• **Instruções do exercício**
Retome o trecho sobre a destransição de Felipe e escreva a continuação a partir da última frase apresentada.

E tomou uma decisão.
Já que não posso seguir meus objetivos sendo quem eu era naquele momento, voltaria a ser o Felipe
Para essa nova etapa, Felipe diz que procurou as mesmas pessoas para quem pediu ajuda antes. Agora, ele queria atendimento para "voltar à aparência masculina", tirar o silicone e "limpar" o efeito dos hormônios femininos que tomava por conta própria.
"Dessa vez, vi o preconceito também nesse meio. Ouvi que meu 'problema' era psicológico, e que não ajudariam uma pessoa a destransicionar. Nos postos de saúde que atendem o público trans também me falaram que não fazem o inverso".
Como Felipe, passou a ser aceito
Mesmo assim, Felipe deixou a prostituição e foi morar longe do centro, em Itaquaquecetuba, na região metropolitana, junto com uma amiga. Aos 25 e já se apresentando como Felipe novamente, voltou para a faculdade. Ele conta que dessa vez não mais percebia olhares de reprovação.

[Dados de reconhecimento da estrutura de documentos]
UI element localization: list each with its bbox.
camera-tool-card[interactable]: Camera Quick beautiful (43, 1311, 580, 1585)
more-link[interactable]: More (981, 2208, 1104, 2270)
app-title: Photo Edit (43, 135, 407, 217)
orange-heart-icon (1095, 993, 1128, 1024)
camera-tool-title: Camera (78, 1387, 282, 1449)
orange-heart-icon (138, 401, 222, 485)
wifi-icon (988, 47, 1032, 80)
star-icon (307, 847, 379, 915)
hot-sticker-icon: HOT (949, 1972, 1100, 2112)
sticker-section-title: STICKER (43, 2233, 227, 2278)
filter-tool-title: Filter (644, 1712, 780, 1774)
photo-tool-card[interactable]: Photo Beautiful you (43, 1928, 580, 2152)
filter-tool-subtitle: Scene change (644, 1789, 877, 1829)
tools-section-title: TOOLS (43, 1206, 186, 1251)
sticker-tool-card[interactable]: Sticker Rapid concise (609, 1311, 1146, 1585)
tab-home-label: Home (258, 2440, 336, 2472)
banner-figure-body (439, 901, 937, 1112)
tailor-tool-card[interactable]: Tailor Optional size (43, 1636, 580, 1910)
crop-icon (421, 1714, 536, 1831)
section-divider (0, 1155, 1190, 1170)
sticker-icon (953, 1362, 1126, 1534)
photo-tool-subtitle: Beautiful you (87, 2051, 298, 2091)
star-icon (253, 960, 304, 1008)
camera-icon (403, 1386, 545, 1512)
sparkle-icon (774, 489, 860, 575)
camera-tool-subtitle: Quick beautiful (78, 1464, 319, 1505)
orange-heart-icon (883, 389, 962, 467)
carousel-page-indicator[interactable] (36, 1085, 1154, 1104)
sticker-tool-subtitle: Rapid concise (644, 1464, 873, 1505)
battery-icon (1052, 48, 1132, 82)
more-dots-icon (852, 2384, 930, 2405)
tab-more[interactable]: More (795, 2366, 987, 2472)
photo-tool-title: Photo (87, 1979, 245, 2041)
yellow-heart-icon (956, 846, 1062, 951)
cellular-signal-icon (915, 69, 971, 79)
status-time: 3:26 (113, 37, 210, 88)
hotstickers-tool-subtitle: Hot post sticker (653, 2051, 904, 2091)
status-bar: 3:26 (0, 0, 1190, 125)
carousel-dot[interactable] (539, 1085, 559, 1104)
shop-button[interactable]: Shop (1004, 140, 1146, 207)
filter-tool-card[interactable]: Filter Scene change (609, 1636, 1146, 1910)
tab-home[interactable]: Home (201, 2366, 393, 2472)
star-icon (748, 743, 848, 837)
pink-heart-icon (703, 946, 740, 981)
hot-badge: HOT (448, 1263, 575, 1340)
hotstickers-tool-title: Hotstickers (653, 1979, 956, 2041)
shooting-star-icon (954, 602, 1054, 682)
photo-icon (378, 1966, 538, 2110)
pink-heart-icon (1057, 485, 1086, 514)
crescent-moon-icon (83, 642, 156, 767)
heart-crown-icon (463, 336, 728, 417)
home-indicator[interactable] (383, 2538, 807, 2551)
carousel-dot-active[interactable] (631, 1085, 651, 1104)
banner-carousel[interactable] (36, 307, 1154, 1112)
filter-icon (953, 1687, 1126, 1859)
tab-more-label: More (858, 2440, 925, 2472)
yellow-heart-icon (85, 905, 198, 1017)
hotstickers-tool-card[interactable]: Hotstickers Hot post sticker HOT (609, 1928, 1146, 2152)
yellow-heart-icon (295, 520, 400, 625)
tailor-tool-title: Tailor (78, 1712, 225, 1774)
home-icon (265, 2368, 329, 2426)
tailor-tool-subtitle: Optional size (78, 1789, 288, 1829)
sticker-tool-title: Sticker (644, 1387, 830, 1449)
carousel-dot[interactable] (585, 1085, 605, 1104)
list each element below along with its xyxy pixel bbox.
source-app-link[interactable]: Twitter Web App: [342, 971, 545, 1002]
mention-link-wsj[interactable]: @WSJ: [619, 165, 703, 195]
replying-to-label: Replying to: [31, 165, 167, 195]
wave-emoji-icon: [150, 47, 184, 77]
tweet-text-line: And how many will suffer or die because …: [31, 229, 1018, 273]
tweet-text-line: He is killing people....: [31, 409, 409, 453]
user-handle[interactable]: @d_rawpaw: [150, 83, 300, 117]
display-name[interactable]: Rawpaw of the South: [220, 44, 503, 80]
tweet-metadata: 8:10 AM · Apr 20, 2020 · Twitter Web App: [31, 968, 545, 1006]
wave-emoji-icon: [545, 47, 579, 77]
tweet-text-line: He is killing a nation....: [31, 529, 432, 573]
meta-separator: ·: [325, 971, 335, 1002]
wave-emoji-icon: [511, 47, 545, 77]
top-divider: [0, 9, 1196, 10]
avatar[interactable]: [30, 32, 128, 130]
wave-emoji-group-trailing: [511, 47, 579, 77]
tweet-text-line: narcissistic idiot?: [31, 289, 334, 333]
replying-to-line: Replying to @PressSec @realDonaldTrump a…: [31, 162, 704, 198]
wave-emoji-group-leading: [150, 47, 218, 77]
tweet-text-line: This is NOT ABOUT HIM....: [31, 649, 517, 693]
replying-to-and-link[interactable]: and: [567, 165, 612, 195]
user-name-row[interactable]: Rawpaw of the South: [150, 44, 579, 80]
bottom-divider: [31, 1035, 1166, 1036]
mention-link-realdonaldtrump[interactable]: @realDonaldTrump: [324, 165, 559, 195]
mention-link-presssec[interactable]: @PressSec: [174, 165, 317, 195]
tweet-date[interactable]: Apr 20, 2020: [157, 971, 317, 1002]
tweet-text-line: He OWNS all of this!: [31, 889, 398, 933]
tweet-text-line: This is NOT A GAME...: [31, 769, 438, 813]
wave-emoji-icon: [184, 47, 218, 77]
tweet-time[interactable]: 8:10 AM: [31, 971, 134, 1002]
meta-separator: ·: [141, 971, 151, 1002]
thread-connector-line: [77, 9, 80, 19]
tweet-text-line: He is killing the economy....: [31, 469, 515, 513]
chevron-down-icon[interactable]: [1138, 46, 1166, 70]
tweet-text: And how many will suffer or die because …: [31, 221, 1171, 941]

• **Resposta do exercício**
Também conseguiu emprego. Hoje, atua como orientador educativo em um albergue para homens. Outra mudança: resolveu se afastar da comunidade LGBTQ+. E atenta para o fato de que o movimento o decepcionou quanto ao que ele esperava. Para explicar, frisa que cada pessoa tem sua particularidade.
"Como trans, nunca tive oportunidades, mas não sei se seria diferente caso fosse acolhido. Eu vi falta de união, além de preconceito no meio, entre trans e gays. Mas claro que existem histórias boas. O meu contato com a comunidade foi negativo, mas entendo e reconheço a luta deles. Só não sou militante mais."
"Contarei tudo para a minha filha"
Além de ter conseguido seguir com os estudos e arrumado emprego, Felipe foi acolhido pela família novamente. Hoje, ele mora com a avó e a filha Valentina, de 2 anos.
A menina é filha de uma amiga que ele ajudou financeiramente por um tempo. A mãe escolheu não ter mais contato com ela após o nascimento — e Felipe a registrou.
Quando a menina crescer, Felipe contará cada detalhe dessa experiência. Garante que também a apoiará em suas decisões. Mas com ponderações. Para ele, uma criança não deve passar pelo processo de transição de gênero.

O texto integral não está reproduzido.